TASK OBJECTIVE:
Scan the following material for the string "Changeover" and copy each line in which it appears.

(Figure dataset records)
= = = = =

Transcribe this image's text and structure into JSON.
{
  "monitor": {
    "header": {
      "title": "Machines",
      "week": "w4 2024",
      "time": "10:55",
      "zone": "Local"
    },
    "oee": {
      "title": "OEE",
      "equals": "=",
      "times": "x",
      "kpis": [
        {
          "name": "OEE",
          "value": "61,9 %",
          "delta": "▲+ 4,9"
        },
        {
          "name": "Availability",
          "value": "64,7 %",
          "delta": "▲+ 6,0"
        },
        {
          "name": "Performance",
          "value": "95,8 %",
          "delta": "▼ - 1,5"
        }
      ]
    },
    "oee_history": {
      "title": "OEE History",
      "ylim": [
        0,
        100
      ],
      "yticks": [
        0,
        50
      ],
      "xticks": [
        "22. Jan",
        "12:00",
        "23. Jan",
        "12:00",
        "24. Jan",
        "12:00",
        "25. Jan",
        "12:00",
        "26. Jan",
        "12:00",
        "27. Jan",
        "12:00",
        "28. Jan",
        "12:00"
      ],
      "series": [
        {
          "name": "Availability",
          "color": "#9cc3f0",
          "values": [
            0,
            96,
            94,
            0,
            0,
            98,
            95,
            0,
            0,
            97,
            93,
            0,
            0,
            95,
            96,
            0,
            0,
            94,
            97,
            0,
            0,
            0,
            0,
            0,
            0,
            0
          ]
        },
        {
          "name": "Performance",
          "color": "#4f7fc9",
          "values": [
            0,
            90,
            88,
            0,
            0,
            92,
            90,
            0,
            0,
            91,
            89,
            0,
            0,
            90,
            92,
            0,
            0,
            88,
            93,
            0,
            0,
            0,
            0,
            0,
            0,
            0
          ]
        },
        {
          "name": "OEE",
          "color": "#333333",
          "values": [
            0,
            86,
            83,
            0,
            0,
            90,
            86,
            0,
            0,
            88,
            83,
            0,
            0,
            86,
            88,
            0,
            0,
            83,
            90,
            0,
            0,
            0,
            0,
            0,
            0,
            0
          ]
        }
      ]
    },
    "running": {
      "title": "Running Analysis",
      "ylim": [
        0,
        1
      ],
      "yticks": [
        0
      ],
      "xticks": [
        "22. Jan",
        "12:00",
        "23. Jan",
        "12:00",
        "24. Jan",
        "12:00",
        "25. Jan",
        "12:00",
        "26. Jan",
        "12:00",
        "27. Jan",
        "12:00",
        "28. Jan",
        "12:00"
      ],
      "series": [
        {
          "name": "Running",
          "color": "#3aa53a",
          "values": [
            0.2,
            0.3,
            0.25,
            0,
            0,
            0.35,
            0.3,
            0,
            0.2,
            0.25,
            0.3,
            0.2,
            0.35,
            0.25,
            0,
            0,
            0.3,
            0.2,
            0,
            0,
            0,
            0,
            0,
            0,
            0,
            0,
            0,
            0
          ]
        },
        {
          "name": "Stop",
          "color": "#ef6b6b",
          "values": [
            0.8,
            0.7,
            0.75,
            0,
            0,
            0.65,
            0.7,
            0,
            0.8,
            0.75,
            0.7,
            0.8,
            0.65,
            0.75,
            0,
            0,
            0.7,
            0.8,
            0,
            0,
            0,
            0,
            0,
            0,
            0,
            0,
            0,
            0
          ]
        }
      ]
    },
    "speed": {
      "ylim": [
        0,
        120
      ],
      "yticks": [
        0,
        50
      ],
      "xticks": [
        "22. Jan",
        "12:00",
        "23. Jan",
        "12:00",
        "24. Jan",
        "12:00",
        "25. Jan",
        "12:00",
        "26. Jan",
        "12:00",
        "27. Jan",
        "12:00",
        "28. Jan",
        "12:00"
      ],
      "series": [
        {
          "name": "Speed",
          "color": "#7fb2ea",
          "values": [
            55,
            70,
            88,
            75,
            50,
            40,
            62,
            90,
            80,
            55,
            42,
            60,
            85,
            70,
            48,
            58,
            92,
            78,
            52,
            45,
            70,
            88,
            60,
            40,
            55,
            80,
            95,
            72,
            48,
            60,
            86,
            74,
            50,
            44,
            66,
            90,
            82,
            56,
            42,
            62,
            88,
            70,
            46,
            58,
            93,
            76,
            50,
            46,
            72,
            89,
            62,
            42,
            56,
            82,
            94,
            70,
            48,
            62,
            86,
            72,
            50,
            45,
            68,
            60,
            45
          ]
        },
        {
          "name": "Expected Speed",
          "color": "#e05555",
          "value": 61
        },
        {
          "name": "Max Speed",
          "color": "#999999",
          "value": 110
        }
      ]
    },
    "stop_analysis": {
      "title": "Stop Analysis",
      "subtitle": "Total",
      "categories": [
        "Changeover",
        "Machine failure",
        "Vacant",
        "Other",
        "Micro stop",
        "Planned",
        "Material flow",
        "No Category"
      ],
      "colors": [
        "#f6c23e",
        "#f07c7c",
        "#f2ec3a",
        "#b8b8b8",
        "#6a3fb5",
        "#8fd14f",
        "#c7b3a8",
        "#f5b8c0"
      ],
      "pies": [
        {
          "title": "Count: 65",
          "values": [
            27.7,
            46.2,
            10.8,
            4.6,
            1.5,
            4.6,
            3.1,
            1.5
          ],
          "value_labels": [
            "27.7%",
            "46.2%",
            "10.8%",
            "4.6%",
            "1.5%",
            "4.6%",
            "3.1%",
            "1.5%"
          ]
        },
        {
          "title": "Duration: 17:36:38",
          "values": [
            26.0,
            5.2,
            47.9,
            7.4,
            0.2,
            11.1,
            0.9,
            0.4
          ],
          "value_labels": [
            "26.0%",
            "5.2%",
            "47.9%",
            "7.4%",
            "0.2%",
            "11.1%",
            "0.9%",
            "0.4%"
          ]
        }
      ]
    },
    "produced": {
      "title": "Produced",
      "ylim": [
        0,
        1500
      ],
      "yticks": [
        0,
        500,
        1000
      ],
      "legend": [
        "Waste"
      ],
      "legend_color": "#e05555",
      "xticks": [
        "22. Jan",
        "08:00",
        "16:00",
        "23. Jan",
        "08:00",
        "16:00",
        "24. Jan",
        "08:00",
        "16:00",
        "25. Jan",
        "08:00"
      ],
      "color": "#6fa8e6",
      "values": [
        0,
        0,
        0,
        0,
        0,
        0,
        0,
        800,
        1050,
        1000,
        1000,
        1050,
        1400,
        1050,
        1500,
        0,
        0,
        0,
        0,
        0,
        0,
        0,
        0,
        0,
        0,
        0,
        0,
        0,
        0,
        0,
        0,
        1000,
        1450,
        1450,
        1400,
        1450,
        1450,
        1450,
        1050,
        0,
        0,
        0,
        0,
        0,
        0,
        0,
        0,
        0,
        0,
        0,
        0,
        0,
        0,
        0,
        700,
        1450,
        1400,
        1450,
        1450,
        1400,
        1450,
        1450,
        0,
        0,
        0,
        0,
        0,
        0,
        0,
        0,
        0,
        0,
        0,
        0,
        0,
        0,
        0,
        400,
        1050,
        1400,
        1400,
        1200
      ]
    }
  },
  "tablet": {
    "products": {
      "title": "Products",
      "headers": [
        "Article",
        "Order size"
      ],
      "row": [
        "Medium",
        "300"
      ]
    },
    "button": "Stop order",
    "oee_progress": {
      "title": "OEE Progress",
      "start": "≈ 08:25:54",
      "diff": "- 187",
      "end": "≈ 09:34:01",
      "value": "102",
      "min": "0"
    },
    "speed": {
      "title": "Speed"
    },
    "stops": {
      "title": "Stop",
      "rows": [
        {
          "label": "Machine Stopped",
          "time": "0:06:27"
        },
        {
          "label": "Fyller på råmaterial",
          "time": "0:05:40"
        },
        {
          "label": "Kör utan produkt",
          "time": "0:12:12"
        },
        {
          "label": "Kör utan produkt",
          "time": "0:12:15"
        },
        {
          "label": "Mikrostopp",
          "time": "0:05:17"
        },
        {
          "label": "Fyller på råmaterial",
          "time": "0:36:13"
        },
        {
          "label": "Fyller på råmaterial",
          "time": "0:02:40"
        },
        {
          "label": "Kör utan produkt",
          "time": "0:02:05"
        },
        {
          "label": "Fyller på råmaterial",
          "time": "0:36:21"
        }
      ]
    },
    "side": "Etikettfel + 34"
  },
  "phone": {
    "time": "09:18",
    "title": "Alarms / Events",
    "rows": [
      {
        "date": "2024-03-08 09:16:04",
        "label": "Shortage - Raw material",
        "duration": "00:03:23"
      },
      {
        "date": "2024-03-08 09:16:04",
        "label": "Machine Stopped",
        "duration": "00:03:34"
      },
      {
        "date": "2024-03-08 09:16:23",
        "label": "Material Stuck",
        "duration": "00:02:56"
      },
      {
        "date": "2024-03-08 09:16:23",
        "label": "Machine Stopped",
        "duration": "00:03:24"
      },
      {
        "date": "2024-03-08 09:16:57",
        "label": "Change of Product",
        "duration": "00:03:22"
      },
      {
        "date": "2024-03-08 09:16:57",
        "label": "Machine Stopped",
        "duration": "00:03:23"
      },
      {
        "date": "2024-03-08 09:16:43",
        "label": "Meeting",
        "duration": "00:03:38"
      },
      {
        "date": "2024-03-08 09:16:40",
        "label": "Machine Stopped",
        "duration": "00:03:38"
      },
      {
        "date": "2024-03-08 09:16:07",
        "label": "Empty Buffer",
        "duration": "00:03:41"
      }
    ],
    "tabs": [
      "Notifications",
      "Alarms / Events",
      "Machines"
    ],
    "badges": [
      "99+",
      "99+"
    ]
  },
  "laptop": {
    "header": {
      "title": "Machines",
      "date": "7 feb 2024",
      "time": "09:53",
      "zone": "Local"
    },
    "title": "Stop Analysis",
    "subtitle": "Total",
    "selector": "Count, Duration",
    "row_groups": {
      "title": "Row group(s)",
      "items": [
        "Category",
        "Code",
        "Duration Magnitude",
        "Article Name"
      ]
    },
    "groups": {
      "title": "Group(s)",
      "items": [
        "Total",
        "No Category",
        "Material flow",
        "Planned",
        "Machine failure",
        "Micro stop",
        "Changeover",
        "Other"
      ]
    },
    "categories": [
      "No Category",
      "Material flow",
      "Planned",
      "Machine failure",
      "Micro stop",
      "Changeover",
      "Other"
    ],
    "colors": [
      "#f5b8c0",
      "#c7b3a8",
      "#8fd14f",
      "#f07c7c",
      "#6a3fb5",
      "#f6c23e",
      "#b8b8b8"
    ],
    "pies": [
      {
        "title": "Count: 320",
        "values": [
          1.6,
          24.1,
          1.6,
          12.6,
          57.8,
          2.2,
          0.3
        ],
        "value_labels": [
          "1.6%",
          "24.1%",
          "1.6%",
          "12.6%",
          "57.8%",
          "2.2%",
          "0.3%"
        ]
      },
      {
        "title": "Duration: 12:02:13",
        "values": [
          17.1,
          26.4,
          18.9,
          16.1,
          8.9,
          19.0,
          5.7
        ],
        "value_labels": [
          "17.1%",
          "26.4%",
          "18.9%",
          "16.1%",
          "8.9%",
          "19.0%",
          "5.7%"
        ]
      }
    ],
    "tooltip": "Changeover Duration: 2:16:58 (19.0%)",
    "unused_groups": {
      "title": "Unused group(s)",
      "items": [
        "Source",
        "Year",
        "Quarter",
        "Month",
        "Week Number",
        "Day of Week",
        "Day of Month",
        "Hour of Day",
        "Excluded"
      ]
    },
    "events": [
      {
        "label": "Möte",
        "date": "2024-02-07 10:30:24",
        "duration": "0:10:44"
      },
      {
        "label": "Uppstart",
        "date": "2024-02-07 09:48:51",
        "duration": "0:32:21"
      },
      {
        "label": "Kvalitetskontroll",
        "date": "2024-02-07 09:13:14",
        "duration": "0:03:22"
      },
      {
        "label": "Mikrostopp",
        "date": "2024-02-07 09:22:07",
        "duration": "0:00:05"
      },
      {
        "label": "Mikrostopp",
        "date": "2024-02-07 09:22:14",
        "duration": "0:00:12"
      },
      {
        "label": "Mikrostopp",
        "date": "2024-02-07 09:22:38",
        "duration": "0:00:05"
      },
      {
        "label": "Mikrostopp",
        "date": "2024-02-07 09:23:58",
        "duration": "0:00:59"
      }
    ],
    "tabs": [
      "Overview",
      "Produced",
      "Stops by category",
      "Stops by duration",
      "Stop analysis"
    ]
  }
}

= = = = =

EXERCISE RESPONSE:
        "Changeover",
        "Changeover",
      "Changeover",
    "tooltip": "Changeover Duration: 2:16:58 (19.0%)",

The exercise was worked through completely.